§ Written request:
Restate the entries below word for word, omitting nothing.
* start Dataset *
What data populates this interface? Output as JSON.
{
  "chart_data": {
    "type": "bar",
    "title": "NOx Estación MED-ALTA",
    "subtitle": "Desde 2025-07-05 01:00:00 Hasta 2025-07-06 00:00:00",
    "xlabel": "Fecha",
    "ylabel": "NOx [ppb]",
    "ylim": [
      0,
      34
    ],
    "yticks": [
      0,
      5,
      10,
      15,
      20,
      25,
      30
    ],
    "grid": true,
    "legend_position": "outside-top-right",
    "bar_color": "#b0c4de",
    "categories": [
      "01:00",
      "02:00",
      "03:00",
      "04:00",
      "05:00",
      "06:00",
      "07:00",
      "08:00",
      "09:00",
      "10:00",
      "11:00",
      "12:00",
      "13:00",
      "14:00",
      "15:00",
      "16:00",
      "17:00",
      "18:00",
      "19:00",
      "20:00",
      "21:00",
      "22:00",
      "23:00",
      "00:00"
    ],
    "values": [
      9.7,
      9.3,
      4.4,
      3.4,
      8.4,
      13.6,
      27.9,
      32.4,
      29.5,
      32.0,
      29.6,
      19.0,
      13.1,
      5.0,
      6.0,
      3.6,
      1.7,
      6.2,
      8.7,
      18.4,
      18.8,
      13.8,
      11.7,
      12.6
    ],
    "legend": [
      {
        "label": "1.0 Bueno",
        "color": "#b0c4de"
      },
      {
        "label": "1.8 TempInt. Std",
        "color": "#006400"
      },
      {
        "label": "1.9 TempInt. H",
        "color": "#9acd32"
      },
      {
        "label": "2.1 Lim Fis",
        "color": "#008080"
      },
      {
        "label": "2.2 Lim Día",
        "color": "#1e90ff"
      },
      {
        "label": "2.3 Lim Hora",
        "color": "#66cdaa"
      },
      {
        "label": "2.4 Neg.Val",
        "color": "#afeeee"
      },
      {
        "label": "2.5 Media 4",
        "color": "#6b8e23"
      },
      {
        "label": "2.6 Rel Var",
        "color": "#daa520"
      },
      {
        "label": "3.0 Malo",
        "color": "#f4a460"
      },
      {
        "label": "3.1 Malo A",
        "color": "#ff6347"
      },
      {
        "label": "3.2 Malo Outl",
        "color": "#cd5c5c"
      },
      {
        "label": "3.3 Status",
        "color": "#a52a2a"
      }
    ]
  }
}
* end Dataset *
§ Answer:
What data populates this interface? Output as JSON.
{
  "chart_data": {
    "type": "bar",
    "title": "NOx Estación MED-ALTA",
    "subtitle": "Desde 2025-07-05 01:00:00 Hasta 2025-07-06 00:00:00",
    "xlabel": "Fecha",
    "ylabel": "NOx [ppb]",
    "ylim": [
      0,
      34
    ],
    "yticks": [
      0,
      5,
      10,
      15,
      20,
      25,
      30
    ],
    "grid": true,
    "legend_position": "outside-top-right",
    "bar_color": "#b0c4de",
    "categories": [
      "01:00",
      "02:00",
      "03:00",
      "04:00",
      "05:00",
      "06:00",
      "07:00",
      "08:00",
      "09:00",
      "10:00",
      "11:00",
      "12:00",
      "13:00",
      "14:00",
      "15:00",
      "16:00",
      "17:00",
      "18:00",
      "19:00",
      "20:00",
      "21:00",
      "22:00",
      "23:00",
      "00:00"
    ],
    "values": [
      9.7,
      9.3,
      4.4,
      3.4,
      8.4,
      13.6,
      27.9,
      32.4,
      29.5,
      32.0,
      29.6,
      19.0,
      13.1,
      5.0,
      6.0,
      3.6,
      1.7,
      6.2,
      8.7,
      18.4,
      18.8,
      13.8,
      11.7,
      12.6
    ],
    "legend": [
      {
        "label": "1.0 Bueno",
        "color": "#b0c4de"
      },
      {
        "label": "1.8 TempInt. Std",
        "color": "#006400"
      },
      {
        "label": "1.9 TempInt. H",
        "color": "#9acd32"
      },
      {
        "label": "2.1 Lim Fis",
        "color": "#008080"
      },
      {
        "label": "2.2 Lim Día",
        "color": "#1e90ff"
      },
      {
        "label": "2.3 Lim Hora",
        "color": "#66cdaa"
      },
      {
        "label": "2.4 Neg.Val",
        "color": "#afeeee"
      },
      {
        "label": "2.5 Media 4",
        "color": "#6b8e23"
      },
      {
        "label": "2.6 Rel Var",
        "color": "#daa520"
      },
      {
        "label": "3.0 Malo",
        "color": "#f4a460"
      },
      {
        "label": "3.1 Malo A",
        "color": "#ff6347"
      },
      {
        "label": "3.2 Malo Outl",
        "color": "#cd5c5c"
      },
      {
        "label": "3.3 Status",
        "color": "#a52a2a"
      }
    ]
  }
}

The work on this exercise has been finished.